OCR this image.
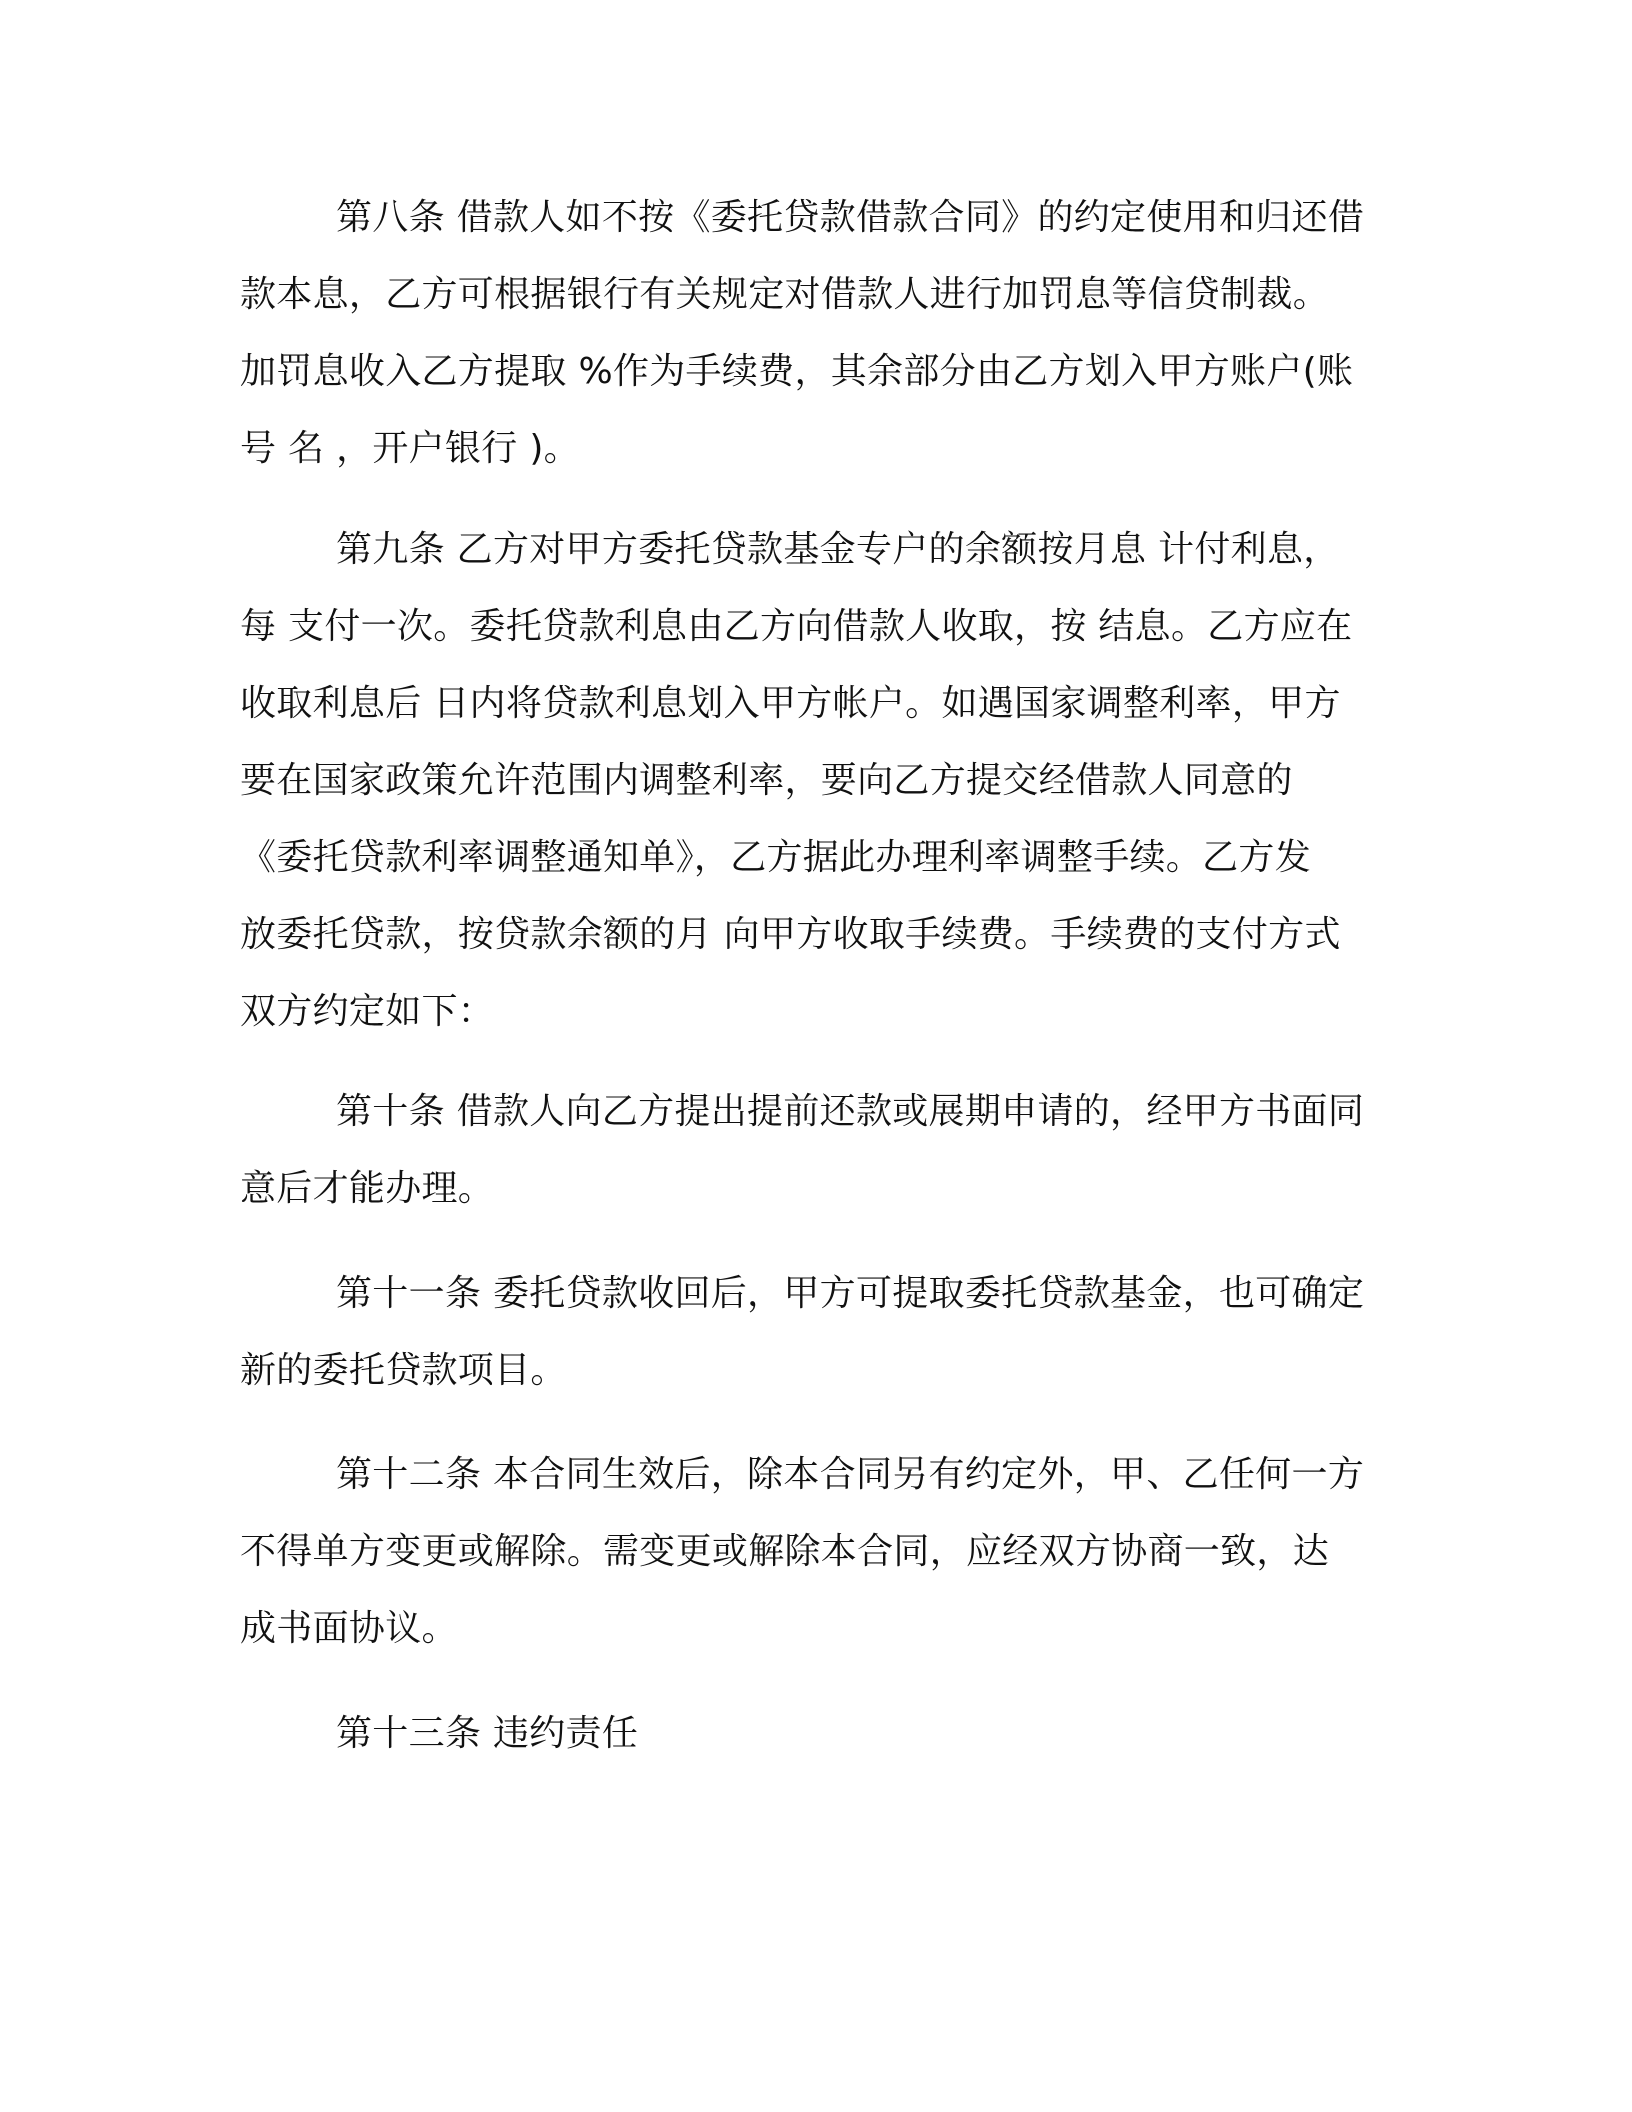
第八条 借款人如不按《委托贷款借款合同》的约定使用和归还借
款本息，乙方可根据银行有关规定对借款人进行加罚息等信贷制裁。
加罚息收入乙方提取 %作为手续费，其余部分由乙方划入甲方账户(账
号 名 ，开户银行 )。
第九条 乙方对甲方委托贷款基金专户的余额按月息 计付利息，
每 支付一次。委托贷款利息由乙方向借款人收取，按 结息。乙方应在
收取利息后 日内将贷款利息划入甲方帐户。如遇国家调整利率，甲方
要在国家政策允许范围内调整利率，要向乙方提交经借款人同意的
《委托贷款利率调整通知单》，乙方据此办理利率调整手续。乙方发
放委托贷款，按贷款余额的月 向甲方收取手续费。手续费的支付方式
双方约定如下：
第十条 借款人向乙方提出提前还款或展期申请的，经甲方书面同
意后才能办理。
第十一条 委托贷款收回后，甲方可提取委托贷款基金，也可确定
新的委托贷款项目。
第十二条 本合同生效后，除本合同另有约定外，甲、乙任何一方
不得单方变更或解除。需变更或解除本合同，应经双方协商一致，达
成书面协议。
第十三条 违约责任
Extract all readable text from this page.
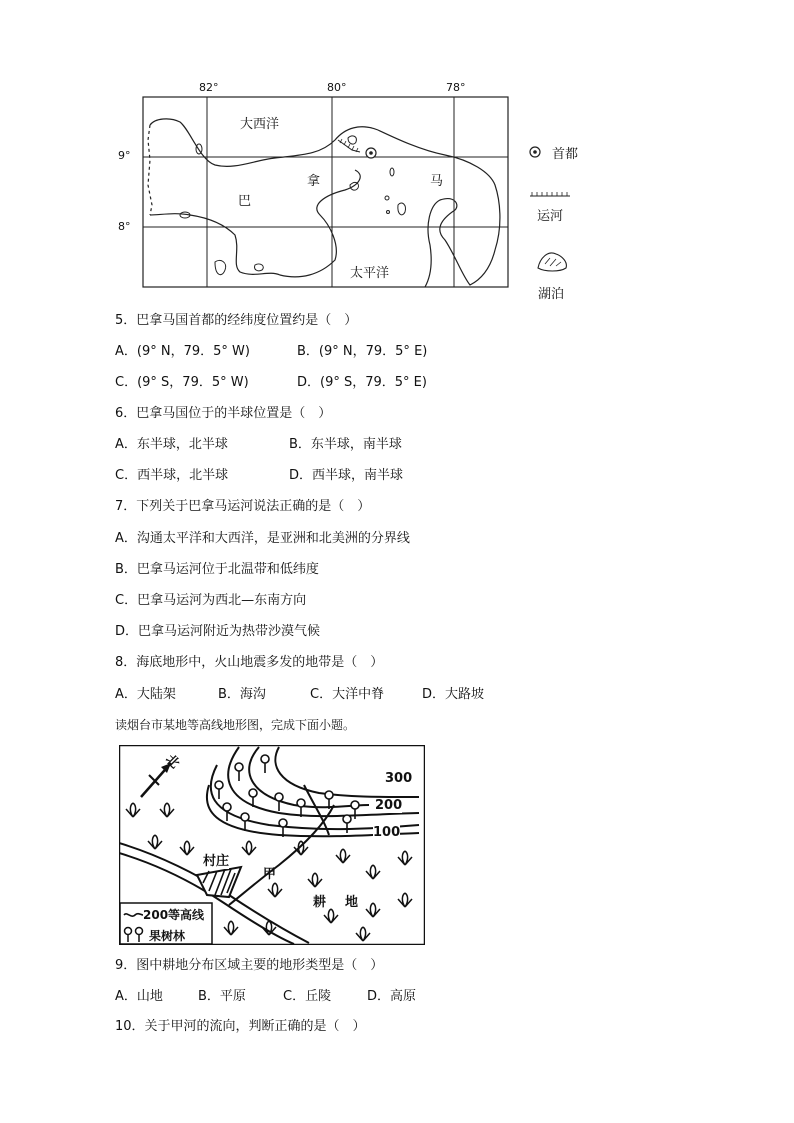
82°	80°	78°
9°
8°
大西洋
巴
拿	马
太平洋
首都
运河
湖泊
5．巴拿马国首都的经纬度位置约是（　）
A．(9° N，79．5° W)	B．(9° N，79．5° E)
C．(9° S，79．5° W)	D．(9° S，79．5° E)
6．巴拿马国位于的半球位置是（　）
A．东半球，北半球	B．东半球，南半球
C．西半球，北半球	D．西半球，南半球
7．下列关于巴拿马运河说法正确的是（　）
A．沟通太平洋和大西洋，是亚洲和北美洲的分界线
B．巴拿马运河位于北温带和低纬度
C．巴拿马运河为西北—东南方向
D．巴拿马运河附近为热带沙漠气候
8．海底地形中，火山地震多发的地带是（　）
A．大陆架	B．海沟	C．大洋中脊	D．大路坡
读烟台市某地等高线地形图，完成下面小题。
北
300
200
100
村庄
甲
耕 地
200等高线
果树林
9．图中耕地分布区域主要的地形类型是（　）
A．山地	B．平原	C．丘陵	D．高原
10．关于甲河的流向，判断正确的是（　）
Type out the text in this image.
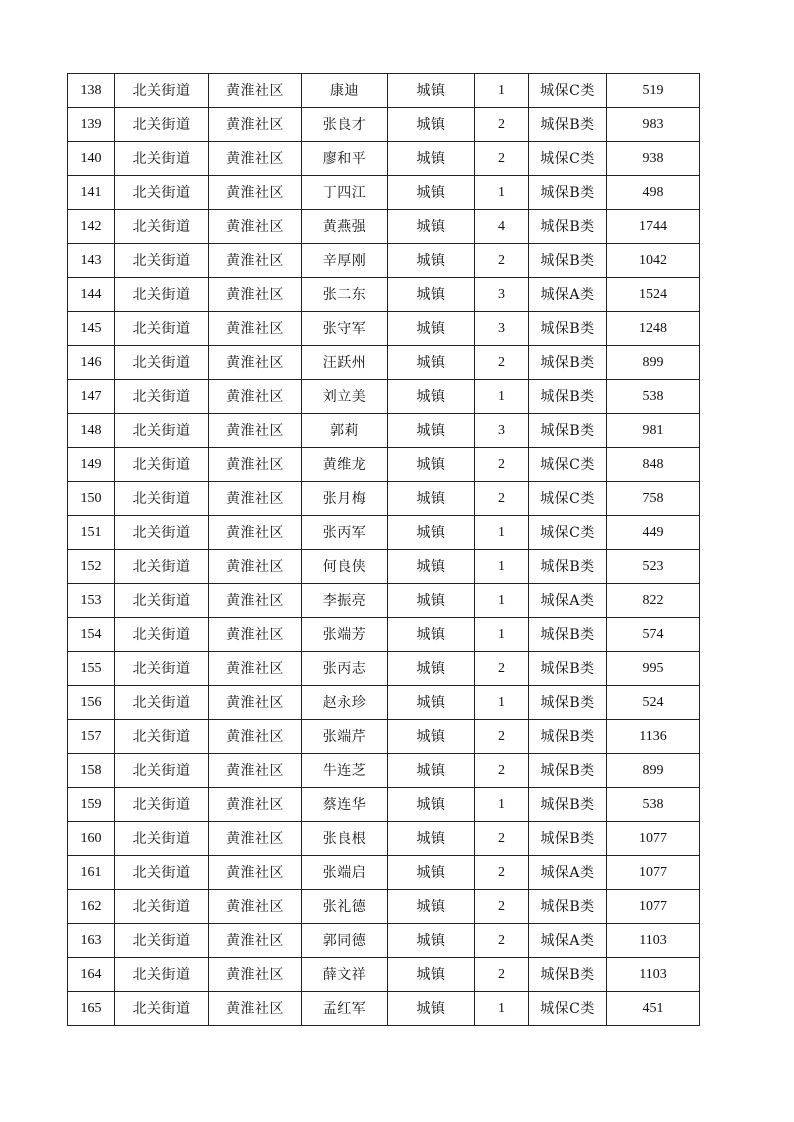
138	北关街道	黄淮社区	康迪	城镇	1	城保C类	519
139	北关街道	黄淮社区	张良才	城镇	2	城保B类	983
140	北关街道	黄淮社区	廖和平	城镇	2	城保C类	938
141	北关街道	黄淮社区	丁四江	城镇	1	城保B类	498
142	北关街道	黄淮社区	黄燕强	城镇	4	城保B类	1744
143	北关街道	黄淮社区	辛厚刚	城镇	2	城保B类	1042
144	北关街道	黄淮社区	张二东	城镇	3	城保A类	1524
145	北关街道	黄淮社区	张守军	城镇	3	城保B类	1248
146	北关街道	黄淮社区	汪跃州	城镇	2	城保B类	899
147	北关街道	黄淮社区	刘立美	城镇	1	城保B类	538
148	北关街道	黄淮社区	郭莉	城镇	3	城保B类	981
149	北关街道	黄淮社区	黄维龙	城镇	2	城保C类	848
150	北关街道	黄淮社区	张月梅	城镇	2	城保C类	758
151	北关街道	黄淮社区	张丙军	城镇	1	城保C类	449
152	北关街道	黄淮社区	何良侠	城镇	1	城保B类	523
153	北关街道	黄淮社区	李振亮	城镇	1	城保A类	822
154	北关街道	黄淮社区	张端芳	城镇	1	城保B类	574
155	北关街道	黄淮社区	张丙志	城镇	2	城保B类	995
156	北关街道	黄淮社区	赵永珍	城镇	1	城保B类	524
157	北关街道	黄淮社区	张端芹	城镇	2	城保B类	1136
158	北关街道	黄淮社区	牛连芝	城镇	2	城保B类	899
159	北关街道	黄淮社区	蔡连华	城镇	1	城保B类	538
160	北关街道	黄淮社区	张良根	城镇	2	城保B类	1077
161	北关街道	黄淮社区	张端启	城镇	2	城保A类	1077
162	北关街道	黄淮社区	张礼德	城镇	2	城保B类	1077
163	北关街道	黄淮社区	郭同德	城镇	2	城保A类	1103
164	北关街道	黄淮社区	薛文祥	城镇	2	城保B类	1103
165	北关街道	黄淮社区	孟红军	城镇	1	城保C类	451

+--

Find all lines holding the string "城保A类" and copy them.

144	北关街道	黄淮社区	张二东	城镇	3	城保A类	1524
153	北关街道	黄淮社区	李振亮	城镇	1	城保A类	822
161	北关街道	黄淮社区	张端启	城镇	2	城保A类	1077
163	北关街道	黄淮社区	郭同德	城镇	2	城保A类	1103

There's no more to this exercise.